**Directions**
Which lines hold the word "JSON"? Copy each of them from the material.

^^^^^^^^

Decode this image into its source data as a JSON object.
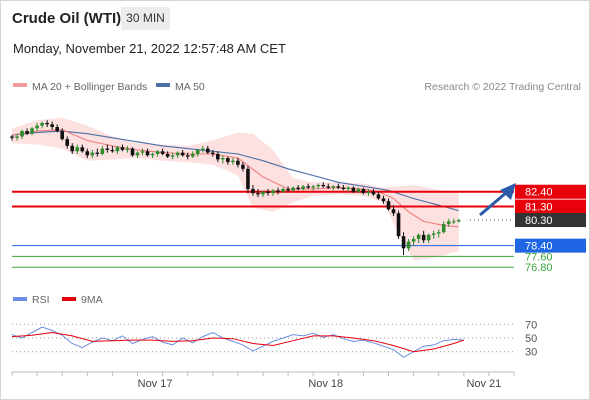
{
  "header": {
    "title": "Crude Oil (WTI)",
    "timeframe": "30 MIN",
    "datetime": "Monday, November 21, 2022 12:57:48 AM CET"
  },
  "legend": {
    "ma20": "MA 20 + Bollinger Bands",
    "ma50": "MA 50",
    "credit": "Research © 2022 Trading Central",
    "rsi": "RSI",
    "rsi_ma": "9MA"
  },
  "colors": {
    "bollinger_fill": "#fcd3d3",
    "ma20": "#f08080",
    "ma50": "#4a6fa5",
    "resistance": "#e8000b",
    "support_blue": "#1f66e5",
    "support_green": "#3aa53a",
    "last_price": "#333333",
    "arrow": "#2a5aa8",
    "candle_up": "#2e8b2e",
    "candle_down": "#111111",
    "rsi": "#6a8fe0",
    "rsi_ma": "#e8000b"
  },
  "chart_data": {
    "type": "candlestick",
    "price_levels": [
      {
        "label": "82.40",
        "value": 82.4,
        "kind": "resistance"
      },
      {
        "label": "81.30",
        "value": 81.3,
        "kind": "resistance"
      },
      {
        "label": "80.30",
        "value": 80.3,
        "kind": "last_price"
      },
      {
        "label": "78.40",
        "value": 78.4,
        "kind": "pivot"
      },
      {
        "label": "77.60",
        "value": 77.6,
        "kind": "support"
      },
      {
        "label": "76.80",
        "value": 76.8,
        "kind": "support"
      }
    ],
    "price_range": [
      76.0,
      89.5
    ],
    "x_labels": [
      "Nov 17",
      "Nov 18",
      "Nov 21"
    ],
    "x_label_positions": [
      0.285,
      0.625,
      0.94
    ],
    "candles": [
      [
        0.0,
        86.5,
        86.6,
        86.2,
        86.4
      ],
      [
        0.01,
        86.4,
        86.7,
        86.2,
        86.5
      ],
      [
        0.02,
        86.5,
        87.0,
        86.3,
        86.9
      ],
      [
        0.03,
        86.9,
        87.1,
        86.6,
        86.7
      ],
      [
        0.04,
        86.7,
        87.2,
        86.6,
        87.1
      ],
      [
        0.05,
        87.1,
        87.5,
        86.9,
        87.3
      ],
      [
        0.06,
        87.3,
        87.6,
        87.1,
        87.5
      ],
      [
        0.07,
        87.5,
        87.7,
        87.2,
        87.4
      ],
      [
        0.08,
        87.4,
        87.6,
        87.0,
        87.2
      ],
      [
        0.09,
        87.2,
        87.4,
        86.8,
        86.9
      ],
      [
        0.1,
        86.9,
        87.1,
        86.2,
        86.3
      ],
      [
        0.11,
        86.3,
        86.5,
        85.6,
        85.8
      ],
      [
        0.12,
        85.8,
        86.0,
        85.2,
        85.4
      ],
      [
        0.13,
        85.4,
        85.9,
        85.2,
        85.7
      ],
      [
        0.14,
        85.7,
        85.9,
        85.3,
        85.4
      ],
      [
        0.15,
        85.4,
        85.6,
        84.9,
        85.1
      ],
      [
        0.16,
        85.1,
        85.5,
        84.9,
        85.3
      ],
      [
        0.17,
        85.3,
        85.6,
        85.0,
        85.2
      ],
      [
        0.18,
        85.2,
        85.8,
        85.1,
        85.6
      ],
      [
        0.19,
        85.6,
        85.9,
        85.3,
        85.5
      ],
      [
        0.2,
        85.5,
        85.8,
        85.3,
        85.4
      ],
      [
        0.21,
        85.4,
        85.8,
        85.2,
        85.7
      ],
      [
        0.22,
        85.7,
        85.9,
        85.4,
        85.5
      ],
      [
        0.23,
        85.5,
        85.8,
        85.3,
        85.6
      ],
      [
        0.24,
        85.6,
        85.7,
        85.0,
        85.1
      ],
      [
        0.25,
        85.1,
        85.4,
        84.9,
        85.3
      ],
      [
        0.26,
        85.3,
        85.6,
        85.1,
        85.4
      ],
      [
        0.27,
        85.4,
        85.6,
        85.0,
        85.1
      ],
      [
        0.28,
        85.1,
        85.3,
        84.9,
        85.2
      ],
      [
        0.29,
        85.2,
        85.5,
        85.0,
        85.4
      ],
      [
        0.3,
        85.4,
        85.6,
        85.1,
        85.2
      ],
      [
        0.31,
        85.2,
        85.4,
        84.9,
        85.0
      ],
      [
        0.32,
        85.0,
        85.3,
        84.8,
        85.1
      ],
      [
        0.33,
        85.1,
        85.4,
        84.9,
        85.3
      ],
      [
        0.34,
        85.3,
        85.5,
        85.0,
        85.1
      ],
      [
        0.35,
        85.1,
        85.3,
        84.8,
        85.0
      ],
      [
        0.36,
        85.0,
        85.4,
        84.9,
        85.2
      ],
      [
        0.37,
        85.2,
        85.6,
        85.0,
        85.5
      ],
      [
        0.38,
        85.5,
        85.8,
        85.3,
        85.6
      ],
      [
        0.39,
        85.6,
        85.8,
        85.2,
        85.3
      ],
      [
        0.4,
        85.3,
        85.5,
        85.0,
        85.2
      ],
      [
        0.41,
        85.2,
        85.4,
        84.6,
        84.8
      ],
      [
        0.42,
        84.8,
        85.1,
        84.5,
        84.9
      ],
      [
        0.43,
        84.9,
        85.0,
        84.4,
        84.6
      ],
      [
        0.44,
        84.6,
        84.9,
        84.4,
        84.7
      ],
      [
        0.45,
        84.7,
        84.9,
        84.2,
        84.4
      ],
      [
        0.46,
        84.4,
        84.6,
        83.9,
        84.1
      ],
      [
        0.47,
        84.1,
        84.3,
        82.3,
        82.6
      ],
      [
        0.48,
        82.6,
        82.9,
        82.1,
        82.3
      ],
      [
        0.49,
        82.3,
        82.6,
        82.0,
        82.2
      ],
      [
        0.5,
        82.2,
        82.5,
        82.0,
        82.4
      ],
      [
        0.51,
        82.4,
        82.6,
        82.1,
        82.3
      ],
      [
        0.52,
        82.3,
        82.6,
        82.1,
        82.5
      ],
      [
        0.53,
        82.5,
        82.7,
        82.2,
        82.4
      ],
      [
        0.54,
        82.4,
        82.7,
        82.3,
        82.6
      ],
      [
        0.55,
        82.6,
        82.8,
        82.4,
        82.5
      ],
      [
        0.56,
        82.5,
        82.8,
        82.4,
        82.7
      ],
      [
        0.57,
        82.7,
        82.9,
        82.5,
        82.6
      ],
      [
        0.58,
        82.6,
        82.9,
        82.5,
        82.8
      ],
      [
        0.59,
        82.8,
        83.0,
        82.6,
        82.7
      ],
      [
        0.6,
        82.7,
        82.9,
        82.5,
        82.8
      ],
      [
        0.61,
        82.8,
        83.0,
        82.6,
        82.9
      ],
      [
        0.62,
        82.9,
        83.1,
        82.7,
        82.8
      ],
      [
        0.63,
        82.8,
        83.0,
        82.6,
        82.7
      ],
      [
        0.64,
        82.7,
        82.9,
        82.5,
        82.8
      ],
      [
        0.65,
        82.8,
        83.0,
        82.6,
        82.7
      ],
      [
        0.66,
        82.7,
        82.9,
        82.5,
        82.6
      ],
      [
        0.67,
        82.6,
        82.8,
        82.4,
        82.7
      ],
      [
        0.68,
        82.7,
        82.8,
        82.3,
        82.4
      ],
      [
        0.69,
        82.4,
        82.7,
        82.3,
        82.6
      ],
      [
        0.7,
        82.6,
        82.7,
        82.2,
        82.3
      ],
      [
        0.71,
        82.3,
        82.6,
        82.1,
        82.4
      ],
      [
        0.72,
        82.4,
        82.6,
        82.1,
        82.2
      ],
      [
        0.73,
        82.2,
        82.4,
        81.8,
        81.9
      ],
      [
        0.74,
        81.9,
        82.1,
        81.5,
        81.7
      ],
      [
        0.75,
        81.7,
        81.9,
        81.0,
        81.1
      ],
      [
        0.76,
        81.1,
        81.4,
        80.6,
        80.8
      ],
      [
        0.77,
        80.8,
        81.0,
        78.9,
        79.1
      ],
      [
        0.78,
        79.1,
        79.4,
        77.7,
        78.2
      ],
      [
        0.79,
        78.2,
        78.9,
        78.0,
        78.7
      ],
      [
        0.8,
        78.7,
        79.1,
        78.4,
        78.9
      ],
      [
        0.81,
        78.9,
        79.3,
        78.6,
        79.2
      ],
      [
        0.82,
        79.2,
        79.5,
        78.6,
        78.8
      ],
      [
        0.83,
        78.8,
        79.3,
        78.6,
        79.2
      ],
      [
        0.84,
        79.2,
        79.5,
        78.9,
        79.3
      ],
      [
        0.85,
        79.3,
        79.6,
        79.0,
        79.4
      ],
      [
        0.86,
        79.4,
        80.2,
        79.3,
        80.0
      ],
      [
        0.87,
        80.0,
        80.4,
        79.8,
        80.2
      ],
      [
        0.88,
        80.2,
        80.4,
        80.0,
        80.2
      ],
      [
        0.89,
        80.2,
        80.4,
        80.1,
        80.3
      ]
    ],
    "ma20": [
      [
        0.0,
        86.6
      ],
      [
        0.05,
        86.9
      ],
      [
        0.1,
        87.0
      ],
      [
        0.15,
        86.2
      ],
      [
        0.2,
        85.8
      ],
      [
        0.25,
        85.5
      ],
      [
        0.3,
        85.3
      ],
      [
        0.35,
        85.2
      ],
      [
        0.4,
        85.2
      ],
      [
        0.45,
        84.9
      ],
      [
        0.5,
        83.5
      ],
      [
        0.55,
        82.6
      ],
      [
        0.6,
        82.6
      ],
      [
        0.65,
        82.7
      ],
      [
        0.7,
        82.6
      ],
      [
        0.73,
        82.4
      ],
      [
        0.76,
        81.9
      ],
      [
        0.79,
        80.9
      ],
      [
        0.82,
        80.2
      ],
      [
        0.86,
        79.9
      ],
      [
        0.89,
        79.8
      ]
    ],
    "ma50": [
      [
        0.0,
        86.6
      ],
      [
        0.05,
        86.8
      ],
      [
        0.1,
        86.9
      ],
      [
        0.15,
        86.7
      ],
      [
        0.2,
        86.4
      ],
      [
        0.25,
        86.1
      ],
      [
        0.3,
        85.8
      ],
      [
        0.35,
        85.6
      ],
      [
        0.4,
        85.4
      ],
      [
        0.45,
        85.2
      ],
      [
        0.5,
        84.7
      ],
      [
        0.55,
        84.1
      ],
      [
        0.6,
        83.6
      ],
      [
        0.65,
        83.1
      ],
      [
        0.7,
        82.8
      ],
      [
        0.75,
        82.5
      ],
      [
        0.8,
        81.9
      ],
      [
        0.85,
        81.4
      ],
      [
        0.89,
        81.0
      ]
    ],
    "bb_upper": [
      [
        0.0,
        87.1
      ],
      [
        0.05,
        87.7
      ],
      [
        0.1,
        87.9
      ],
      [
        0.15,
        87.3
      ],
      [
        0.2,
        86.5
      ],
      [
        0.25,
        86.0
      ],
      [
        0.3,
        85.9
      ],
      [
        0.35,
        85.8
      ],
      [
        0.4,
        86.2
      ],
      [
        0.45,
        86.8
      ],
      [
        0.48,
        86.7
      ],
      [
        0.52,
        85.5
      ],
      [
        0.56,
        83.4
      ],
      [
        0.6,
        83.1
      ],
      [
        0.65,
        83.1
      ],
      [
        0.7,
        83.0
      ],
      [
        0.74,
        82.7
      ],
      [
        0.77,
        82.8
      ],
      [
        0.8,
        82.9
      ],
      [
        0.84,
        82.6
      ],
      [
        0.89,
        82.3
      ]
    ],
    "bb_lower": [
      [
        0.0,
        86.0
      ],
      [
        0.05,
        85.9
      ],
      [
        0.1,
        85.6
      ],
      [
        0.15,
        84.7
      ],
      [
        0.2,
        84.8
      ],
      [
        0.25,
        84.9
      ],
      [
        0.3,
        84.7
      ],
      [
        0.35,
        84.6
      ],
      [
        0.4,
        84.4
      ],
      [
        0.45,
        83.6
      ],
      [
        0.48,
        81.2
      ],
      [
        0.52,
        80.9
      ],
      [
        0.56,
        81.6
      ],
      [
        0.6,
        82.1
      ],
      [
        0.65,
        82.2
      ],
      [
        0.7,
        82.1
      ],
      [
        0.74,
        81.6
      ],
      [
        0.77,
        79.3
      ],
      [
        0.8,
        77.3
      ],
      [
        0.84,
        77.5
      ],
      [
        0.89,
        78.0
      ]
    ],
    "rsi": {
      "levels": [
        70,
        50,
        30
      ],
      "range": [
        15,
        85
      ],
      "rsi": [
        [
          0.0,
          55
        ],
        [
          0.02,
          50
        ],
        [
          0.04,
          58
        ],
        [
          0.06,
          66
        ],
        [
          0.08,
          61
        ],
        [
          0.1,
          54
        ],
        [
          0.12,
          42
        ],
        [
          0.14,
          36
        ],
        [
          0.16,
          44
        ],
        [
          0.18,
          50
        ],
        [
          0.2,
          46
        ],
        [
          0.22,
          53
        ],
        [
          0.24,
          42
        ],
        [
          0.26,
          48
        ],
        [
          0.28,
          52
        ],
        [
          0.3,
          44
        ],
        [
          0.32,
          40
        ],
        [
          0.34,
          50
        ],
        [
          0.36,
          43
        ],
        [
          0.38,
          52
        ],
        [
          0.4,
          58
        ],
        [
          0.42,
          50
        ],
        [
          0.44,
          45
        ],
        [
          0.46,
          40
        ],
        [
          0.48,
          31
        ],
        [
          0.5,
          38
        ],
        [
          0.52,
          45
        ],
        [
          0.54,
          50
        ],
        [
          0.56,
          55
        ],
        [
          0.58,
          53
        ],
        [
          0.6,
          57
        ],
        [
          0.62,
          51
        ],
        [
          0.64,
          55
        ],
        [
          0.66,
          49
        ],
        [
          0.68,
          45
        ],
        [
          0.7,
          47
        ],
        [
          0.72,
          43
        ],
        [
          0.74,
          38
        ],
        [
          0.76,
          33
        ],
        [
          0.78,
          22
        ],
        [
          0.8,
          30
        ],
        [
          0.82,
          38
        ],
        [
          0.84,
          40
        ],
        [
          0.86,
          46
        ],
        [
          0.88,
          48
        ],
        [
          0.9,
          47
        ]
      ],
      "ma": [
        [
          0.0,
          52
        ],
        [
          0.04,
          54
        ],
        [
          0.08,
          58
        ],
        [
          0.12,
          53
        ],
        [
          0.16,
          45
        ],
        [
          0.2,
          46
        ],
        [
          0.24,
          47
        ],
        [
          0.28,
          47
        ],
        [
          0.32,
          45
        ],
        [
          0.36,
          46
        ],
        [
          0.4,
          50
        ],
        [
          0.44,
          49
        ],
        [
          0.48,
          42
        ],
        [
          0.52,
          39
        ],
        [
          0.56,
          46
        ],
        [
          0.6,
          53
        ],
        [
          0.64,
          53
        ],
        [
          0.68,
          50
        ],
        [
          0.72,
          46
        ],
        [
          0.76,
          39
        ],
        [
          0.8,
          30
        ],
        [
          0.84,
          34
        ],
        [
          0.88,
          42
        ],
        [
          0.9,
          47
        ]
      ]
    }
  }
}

^^^^^^^^

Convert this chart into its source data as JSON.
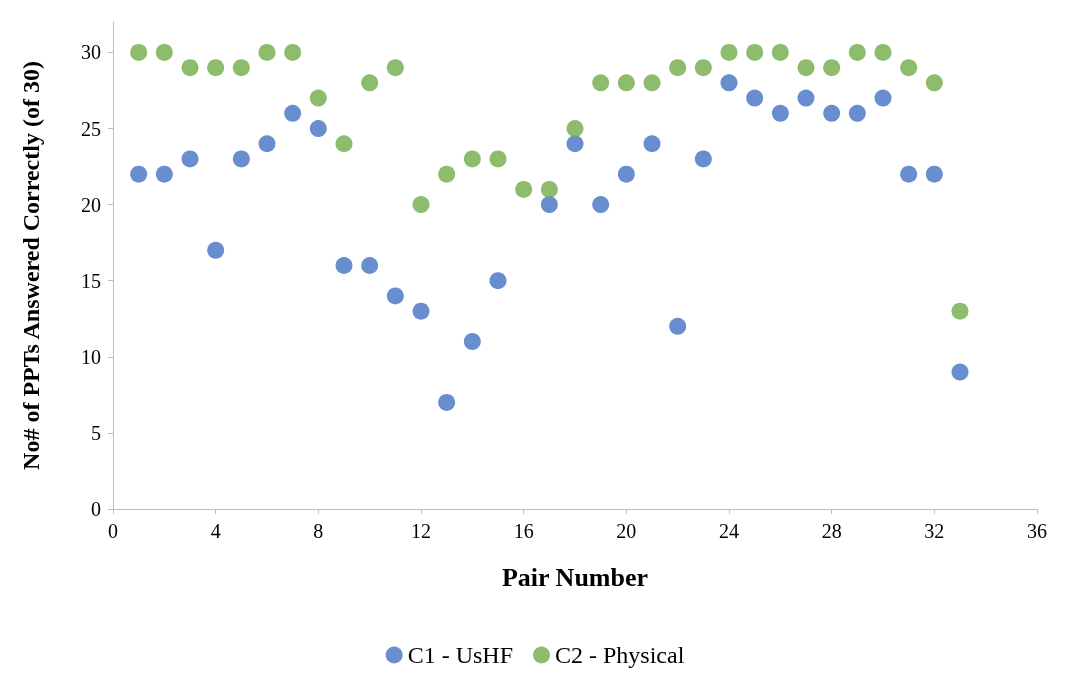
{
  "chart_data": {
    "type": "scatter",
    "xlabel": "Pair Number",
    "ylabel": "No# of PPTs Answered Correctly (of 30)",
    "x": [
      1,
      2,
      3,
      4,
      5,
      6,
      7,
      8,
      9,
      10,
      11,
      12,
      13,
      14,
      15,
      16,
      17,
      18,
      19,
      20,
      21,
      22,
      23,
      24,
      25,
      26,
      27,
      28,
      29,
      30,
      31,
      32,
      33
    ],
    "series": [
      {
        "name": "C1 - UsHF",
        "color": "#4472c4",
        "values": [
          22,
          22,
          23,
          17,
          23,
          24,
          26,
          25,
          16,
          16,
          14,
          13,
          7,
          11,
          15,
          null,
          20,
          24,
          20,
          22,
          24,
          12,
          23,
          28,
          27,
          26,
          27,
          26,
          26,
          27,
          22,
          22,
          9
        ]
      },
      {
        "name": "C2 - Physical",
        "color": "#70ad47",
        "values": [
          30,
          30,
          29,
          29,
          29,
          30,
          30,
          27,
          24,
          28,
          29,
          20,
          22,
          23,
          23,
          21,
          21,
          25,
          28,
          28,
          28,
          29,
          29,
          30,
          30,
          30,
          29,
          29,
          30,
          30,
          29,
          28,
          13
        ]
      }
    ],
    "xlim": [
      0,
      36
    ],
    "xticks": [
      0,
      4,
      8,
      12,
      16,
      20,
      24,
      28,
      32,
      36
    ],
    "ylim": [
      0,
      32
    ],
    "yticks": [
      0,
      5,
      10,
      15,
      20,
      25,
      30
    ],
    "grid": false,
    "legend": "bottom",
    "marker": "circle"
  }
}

^^^^^^^^

**Task result**
Decode this image into its source data as a JSON object.
Convert this chart into its source data as JSON.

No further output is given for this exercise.